- _Exercise aim_
In the entries that follow, find the word "спасению" and report each line it is on.

- _The records_
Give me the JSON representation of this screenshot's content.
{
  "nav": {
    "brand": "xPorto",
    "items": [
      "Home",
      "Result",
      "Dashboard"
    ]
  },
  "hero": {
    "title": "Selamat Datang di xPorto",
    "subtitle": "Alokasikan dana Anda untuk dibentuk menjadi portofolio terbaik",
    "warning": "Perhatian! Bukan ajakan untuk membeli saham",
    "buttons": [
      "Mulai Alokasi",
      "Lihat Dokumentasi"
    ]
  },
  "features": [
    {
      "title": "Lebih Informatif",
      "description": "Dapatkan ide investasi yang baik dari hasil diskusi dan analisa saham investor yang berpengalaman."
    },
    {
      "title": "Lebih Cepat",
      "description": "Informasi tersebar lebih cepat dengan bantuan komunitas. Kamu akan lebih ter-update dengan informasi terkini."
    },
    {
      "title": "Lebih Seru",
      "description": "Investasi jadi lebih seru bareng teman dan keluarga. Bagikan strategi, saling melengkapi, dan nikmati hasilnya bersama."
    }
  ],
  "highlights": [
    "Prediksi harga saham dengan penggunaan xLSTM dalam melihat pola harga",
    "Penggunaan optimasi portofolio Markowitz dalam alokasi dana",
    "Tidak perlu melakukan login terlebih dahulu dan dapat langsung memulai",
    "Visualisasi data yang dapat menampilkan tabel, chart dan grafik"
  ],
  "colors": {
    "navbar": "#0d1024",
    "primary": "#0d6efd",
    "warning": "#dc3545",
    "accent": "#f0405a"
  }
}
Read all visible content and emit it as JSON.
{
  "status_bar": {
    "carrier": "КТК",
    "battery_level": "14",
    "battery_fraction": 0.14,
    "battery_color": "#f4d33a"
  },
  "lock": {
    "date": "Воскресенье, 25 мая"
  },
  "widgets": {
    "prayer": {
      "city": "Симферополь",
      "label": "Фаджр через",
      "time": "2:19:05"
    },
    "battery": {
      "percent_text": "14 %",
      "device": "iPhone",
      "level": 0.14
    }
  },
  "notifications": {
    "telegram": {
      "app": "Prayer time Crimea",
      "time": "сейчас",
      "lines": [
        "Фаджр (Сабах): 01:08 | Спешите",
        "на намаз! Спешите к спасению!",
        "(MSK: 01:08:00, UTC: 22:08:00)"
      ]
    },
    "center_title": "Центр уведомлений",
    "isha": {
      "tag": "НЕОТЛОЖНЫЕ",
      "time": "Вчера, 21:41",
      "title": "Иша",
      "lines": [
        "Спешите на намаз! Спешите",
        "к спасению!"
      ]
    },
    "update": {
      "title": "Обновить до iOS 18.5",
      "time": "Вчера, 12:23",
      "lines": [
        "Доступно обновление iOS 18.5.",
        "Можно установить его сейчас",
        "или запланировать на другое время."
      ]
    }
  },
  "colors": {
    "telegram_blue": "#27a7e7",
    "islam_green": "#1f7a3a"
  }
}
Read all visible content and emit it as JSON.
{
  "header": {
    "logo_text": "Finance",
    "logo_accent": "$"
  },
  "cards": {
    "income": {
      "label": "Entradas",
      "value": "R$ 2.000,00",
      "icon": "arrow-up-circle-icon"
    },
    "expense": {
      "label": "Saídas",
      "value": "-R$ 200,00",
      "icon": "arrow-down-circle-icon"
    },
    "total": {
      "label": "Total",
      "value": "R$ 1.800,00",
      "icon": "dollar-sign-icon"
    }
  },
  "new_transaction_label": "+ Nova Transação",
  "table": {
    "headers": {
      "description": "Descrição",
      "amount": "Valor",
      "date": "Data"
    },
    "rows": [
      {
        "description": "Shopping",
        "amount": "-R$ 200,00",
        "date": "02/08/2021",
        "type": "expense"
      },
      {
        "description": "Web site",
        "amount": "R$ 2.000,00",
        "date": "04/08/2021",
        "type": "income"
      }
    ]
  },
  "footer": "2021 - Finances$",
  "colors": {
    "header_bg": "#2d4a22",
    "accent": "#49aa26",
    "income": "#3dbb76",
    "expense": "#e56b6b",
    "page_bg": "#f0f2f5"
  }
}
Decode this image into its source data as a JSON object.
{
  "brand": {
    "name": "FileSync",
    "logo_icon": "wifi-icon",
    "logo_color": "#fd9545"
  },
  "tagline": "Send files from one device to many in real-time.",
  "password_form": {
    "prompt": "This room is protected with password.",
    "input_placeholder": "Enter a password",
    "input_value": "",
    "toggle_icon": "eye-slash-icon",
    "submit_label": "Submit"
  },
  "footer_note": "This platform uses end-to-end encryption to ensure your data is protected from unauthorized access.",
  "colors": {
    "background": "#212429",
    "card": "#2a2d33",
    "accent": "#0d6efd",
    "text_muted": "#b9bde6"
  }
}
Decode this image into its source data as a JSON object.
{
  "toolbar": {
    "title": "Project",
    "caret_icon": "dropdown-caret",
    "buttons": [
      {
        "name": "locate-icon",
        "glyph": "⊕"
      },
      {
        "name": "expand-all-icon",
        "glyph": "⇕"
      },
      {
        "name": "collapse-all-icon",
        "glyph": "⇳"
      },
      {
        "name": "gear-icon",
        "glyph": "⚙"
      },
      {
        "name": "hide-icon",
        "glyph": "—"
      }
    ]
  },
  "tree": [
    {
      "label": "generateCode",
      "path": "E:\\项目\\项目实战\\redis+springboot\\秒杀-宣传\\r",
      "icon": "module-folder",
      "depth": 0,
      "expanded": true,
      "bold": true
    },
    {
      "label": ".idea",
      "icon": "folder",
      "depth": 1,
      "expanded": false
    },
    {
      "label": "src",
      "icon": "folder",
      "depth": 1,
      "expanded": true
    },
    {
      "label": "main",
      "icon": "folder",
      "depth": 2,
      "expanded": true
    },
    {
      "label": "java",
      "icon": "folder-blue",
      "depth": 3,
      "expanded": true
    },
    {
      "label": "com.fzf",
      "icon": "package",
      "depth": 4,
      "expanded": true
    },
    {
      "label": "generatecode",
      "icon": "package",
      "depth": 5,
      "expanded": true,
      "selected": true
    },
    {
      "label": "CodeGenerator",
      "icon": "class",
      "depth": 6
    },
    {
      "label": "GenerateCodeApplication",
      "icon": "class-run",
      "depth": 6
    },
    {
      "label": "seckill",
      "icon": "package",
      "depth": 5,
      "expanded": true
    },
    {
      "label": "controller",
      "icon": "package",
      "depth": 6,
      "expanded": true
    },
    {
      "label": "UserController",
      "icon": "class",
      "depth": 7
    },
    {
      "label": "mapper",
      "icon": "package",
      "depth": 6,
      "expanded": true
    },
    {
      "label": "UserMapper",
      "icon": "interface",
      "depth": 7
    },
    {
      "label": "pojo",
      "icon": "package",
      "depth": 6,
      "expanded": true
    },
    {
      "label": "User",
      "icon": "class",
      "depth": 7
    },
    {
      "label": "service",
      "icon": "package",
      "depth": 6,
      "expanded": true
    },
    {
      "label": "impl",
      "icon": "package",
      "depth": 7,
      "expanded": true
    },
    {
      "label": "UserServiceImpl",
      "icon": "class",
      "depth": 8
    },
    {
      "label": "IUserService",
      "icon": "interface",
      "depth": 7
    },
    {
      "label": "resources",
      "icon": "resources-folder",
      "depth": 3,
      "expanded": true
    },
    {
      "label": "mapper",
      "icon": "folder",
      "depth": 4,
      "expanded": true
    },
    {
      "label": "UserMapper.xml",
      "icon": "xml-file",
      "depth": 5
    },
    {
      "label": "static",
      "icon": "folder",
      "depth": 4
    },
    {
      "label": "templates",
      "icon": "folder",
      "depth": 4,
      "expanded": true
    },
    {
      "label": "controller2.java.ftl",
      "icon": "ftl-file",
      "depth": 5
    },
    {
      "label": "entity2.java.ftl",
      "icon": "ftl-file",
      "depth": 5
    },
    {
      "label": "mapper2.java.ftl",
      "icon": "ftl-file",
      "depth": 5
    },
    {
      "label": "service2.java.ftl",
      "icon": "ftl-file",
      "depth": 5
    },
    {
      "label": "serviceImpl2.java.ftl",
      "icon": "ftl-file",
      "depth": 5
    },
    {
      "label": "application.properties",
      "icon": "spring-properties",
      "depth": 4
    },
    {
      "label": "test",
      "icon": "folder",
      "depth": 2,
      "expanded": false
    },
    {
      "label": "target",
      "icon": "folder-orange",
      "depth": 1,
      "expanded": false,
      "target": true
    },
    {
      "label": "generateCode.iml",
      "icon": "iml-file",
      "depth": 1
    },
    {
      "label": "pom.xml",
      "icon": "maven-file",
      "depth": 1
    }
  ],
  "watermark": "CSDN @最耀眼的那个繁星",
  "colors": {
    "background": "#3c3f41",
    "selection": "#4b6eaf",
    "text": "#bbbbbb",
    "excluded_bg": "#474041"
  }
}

- _Expected output_
        "на намаз! Спешите к спасению!",
        "к спасению!"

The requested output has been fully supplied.